# [ENTRIES SHOWN]
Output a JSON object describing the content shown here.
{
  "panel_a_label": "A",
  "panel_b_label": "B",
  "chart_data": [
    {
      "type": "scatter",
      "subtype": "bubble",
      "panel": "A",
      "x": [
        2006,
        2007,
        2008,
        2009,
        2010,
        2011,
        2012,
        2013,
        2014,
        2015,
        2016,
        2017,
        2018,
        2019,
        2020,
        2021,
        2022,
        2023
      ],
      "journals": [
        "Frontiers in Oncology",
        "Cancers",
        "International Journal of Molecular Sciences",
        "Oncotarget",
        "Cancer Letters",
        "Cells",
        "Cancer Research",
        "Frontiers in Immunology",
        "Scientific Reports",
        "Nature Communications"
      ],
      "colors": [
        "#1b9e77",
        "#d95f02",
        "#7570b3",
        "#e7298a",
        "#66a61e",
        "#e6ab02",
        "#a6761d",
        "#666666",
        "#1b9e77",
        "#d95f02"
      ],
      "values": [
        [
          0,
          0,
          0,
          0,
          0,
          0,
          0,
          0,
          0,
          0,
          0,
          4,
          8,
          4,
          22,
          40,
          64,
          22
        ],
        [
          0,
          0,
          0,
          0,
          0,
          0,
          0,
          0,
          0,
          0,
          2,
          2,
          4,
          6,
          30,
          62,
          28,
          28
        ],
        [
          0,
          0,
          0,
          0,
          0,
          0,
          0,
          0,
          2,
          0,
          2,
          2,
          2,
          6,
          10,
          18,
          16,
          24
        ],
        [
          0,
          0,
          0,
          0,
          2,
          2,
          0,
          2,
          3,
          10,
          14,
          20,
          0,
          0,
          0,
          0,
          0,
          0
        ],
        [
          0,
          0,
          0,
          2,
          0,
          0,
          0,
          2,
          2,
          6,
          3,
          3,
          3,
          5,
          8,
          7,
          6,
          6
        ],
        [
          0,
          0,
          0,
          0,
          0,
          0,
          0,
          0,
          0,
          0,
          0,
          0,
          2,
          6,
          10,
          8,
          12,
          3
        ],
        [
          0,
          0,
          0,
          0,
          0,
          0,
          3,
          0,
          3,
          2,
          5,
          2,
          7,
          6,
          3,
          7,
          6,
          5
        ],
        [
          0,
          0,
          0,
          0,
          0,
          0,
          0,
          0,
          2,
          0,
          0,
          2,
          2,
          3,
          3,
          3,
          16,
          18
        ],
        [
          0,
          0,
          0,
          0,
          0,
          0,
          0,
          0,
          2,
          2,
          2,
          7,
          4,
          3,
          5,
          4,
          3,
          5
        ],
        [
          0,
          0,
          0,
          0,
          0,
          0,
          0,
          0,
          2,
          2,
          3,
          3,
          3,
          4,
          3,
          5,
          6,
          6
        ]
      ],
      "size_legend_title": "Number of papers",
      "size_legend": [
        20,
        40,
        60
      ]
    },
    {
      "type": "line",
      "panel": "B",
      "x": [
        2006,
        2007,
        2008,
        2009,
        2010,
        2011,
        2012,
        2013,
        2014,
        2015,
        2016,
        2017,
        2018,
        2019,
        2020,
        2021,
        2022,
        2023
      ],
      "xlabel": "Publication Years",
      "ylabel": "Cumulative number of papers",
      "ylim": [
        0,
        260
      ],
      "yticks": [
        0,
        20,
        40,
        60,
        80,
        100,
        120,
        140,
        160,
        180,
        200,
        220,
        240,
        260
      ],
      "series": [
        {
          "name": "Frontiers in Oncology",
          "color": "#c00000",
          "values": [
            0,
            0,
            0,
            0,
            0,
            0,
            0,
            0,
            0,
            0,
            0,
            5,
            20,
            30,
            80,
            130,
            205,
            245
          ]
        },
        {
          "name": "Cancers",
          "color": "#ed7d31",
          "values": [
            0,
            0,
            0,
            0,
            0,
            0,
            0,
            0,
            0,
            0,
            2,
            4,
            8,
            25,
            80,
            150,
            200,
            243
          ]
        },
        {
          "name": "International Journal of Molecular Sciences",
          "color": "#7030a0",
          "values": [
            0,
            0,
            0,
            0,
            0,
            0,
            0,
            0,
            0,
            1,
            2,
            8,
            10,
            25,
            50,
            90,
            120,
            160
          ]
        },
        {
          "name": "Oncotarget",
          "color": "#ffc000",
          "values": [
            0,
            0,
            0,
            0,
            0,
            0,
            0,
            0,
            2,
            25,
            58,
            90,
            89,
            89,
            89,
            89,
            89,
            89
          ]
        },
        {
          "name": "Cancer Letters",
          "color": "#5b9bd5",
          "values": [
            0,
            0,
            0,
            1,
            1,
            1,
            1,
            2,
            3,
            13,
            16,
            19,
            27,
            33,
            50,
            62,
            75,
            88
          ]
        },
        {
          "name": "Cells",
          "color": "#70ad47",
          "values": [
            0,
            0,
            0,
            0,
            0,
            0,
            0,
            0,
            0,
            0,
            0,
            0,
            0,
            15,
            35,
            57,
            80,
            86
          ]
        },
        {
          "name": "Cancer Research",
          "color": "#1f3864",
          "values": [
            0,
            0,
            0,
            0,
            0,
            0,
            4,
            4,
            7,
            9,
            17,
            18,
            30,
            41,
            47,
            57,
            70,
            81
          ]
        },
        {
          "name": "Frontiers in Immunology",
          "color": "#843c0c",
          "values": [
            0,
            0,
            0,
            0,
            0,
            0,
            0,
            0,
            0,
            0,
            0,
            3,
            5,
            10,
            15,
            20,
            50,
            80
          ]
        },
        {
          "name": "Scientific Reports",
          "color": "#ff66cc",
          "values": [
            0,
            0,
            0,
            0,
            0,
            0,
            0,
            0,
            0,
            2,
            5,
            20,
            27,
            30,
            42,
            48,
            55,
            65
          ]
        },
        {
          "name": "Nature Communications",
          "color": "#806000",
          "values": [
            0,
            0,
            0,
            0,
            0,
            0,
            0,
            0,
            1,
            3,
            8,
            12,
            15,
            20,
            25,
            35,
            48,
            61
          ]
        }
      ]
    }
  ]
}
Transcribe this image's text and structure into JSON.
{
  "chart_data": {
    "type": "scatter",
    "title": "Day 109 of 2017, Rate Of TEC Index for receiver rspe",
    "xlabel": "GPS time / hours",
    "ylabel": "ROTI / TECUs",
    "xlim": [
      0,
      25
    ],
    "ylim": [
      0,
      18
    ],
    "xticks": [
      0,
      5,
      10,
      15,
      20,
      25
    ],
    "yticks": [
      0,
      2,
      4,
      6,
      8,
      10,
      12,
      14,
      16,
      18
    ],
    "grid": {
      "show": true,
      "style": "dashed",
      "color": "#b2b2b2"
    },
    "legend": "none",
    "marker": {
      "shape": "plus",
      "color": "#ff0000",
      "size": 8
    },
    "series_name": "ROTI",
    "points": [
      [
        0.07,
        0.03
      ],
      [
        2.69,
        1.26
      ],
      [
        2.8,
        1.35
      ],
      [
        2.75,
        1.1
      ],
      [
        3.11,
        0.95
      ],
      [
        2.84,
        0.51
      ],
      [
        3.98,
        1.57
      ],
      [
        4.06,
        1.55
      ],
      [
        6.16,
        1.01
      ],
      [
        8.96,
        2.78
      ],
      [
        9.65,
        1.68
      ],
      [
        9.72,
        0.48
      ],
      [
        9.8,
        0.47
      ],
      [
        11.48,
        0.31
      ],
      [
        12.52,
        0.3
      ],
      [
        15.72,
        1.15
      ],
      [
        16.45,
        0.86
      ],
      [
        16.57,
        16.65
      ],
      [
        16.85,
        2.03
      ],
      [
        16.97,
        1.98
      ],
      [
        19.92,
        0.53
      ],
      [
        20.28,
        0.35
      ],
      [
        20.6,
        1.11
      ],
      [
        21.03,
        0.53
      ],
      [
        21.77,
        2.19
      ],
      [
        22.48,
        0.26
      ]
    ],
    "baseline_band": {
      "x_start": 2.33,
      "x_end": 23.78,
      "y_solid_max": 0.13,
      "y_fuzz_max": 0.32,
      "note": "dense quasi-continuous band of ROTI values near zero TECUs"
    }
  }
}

# [THE REQUEST]
Extract the closing run of lines, starting with the one containing "Transcribe this image's" and ending at the last, exactly as written.

# [SOLUTION FOR THIS TASK]
Transcribe this image's text and structure into JSON.
{
  "chart_data": {
    "type": "scatter",
    "title": "Day 109 of 2017, Rate Of TEC Index for receiver rspe",
    "xlabel": "GPS time / hours",
    "ylabel": "ROTI / TECUs",
    "xlim": [
      0,
      25
    ],
    "ylim": [
      0,
      18
    ],
    "xticks": [
      0,
      5,
      10,
      15,
      20,
      25
    ],
    "yticks": [
      0,
      2,
      4,
      6,
      8,
      10,
      12,
      14,
      16,
      18
    ],
    "grid": {
      "show": true,
      "style": "dashed",
      "color": "#b2b2b2"
    },
    "legend": "none",
    "marker": {
      "shape": "plus",
      "color": "#ff0000",
      "size": 8
    },
    "series_name": "ROTI",
    "points": [
      [
        0.07,
        0.03
      ],
      [
        2.69,
        1.26
      ],
      [
        2.8,
        1.35
      ],
      [
        2.75,
        1.1
      ],
      [
        3.11,
        0.95
      ],
      [
        2.84,
        0.51
      ],
      [
        3.98,
        1.57
      ],
      [
        4.06,
        1.55
      ],
      [
        6.16,
        1.01
      ],
      [
        8.96,
        2.78
      ],
      [
        9.65,
        1.68
      ],
      [
        9.72,
        0.48
      ],
      [
        9.8,
        0.47
      ],
      [
        11.48,
        0.31
      ],
      [
        12.52,
        0.3
      ],
      [
        15.72,
        1.15
      ],
      [
        16.45,
        0.86
      ],
      [
        16.57,
        16.65
      ],
      [
        16.85,
        2.03
      ],
      [
        16.97,
        1.98
      ],
      [
        19.92,
        0.53
      ],
      [
        20.28,
        0.35
      ],
      [
        20.6,
        1.11
      ],
      [
        21.03,
        0.53
      ],
      [
        21.77,
        2.19
      ],
      [
        22.48,
        0.26
      ]
    ],
    "baseline_band": {
      "x_start": 2.33,
      "x_end": 23.78,
      "y_solid_max": 0.13,
      "y_fuzz_max": 0.32,
      "note": "dense quasi-continuous band of ROTI values near zero TECUs"
    }
  }
}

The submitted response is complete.